## Exercise aim
Search the data below for the string "Fixed". Extract every line that contains it.

## Material for this exercise

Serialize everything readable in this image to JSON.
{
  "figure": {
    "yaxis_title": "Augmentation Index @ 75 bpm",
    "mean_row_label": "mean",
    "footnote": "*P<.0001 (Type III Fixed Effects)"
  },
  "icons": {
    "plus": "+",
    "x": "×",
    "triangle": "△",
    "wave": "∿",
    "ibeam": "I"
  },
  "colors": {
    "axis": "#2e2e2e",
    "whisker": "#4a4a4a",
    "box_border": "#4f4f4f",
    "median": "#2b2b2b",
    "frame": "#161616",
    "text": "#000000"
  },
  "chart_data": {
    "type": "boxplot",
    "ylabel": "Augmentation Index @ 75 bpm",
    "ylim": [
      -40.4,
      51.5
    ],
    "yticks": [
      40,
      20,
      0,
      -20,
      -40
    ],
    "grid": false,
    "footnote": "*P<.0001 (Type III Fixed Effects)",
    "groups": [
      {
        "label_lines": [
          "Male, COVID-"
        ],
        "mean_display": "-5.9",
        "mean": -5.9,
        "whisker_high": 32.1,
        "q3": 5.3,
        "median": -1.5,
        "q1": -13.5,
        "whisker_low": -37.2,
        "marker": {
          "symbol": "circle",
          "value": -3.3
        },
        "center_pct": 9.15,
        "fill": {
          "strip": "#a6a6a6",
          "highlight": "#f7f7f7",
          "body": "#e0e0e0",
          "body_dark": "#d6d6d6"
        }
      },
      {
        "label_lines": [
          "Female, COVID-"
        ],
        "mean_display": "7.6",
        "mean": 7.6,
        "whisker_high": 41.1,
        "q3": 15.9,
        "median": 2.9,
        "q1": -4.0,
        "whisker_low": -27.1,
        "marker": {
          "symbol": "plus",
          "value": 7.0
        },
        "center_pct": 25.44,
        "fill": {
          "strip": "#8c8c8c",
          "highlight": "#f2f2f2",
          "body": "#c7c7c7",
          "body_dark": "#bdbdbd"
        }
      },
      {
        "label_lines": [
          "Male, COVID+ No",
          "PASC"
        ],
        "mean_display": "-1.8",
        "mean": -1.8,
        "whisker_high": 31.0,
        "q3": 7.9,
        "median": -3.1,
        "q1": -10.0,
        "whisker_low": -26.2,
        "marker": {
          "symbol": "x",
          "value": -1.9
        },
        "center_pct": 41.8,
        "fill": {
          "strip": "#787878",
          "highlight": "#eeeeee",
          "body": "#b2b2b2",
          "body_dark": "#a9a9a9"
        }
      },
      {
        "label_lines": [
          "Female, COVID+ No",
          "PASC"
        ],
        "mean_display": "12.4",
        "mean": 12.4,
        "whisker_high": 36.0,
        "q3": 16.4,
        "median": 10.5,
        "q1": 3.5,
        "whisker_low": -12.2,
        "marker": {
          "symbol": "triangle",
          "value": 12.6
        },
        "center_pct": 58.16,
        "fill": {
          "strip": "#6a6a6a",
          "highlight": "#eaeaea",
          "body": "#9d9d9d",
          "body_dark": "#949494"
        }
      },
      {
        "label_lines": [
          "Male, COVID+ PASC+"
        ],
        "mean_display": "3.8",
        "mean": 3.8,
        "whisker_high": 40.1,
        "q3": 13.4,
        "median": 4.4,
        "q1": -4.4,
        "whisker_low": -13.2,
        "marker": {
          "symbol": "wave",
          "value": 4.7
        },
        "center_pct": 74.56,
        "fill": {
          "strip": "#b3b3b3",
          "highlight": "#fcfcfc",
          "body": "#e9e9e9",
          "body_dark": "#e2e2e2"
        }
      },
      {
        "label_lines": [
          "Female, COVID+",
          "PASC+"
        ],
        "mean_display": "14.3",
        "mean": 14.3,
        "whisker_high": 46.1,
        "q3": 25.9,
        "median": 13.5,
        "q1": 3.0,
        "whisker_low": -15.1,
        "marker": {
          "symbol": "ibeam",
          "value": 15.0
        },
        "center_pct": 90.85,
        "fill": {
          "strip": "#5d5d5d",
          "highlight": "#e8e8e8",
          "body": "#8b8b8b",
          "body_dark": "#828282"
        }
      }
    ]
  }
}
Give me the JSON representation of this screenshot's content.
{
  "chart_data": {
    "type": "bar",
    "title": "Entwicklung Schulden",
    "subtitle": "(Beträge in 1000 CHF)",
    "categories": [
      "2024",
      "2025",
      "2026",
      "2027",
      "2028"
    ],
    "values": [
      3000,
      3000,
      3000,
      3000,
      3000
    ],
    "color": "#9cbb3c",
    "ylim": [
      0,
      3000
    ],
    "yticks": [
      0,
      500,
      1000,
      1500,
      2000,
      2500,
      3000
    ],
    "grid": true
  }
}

## Expected answer
    "footnote": "*P<.0001 (Type III Fixed Effects)"
    "footnote": "*P<.0001 (Type III Fixed Effects)",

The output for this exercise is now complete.